▶ [Task goal]:
Locate every line that holds the string "xlabel" and copy it.

▶ [Supplied entries]:
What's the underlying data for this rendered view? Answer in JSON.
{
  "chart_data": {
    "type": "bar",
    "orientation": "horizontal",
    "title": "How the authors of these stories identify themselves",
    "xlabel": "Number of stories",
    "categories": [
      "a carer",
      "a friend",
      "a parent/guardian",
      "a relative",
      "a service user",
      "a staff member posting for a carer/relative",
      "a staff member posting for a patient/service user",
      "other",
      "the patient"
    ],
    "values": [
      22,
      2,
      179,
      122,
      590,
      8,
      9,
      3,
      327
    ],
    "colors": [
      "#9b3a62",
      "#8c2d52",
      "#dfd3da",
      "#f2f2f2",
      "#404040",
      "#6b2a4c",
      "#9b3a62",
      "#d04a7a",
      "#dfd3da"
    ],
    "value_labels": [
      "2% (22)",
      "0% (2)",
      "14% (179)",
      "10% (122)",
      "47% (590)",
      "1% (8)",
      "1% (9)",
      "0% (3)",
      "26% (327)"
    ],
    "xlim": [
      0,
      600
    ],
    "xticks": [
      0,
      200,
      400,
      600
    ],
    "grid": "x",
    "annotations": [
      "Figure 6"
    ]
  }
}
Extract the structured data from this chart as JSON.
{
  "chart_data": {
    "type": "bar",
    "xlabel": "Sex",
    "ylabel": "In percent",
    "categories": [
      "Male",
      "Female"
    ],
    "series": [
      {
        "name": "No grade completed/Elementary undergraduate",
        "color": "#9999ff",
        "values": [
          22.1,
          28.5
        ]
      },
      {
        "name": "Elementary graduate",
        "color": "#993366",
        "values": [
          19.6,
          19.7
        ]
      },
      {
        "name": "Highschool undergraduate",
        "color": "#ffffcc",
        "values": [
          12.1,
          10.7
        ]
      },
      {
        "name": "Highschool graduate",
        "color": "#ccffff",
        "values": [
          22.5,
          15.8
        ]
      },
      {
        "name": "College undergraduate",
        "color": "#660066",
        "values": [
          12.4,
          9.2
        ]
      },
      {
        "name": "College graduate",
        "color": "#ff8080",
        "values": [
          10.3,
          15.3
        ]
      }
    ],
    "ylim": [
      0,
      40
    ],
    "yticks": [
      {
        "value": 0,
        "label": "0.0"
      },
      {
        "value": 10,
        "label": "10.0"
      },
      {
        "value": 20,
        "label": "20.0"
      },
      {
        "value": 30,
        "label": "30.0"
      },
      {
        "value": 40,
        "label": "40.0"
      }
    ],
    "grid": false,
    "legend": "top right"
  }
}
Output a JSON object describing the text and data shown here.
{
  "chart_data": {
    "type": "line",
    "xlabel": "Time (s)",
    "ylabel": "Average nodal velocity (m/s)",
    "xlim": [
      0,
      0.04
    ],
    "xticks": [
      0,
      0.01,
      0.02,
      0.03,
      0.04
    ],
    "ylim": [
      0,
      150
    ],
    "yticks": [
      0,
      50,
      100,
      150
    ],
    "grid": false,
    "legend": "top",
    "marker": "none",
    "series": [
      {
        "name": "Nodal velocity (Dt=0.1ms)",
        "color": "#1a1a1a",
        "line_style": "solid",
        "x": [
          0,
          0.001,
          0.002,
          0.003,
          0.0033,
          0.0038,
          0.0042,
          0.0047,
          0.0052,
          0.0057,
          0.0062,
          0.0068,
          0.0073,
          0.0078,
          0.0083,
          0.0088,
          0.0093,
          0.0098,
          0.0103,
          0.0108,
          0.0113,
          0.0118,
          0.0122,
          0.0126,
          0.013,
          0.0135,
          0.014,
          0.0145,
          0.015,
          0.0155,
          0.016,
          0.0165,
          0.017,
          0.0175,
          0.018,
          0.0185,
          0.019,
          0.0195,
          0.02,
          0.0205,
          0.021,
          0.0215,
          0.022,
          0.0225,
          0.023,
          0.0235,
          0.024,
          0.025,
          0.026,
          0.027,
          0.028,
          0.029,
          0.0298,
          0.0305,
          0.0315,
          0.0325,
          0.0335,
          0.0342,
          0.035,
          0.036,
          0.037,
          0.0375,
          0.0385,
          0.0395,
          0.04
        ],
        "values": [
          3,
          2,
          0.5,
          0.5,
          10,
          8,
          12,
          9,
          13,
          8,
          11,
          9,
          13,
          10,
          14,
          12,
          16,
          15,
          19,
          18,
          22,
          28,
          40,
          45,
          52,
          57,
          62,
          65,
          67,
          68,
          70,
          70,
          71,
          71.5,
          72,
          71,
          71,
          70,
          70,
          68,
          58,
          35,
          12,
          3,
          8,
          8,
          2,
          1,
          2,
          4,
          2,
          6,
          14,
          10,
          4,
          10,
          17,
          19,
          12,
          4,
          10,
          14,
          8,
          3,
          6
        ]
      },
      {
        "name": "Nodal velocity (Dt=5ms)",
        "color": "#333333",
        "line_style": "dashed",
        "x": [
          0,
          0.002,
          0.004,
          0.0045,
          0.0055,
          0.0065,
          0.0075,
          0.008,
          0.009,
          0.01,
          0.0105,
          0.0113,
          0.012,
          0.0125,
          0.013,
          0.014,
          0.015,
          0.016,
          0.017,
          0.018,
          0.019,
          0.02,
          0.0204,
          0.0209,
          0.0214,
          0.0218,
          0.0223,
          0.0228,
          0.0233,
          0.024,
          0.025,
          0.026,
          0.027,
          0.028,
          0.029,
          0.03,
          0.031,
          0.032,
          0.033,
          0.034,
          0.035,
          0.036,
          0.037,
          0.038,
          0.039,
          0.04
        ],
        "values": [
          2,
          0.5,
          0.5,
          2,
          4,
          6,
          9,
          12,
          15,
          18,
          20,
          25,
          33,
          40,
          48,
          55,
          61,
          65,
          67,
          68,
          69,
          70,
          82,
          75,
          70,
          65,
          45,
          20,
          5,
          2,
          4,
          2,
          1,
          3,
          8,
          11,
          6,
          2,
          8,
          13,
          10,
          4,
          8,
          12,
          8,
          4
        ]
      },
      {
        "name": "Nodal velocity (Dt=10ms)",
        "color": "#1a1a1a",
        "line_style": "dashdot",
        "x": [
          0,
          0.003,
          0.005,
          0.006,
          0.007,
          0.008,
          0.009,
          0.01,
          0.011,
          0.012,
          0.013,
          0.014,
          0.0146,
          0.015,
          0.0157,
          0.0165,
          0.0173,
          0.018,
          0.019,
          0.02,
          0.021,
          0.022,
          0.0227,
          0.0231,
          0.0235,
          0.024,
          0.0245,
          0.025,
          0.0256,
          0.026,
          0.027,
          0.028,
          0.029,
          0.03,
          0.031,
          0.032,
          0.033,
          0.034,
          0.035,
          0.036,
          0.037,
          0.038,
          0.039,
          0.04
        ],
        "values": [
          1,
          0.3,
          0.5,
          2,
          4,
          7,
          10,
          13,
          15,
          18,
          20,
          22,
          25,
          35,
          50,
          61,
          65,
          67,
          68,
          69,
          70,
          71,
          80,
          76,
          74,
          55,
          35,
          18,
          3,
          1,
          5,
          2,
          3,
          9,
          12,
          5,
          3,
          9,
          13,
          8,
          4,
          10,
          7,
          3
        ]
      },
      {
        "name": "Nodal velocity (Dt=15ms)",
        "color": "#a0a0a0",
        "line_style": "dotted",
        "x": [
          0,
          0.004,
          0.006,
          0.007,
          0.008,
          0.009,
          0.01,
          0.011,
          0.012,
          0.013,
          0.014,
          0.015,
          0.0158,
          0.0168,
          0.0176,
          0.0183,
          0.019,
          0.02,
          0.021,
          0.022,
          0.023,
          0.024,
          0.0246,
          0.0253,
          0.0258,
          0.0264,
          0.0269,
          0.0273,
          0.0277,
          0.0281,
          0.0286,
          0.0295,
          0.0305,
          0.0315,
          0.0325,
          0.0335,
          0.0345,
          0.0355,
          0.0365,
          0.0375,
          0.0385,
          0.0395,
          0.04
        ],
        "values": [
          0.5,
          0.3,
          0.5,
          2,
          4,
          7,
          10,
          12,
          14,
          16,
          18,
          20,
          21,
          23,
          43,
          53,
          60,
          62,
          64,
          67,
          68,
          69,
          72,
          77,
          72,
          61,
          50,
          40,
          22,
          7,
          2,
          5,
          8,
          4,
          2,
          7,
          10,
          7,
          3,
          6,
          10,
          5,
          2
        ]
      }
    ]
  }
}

▶ [Task response]:
    "xlabel": "Number of stories",
    "xlabel": "Sex",
    "xlabel": "Time (s)",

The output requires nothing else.